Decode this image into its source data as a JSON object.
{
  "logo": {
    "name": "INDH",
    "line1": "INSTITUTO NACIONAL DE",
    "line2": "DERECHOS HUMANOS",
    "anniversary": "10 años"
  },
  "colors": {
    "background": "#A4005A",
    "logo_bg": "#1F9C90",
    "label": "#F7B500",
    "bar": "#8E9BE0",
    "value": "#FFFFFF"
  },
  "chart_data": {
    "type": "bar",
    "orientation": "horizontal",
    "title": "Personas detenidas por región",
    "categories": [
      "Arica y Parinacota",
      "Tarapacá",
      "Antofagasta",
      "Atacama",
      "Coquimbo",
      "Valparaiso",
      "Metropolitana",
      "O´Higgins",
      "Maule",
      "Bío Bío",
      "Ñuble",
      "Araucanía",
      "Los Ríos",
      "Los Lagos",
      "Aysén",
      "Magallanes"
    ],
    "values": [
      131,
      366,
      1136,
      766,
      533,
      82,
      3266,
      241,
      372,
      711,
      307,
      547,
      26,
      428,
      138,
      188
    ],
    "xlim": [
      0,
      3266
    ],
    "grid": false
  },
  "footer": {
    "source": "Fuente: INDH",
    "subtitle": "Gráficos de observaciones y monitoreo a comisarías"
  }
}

__Exercise goal__
Using the listing above, return all lines where the word "source" occurs.

__Completed exercise__
Decode this image into its source data as a JSON object.
    "source": "Fuente: INDH",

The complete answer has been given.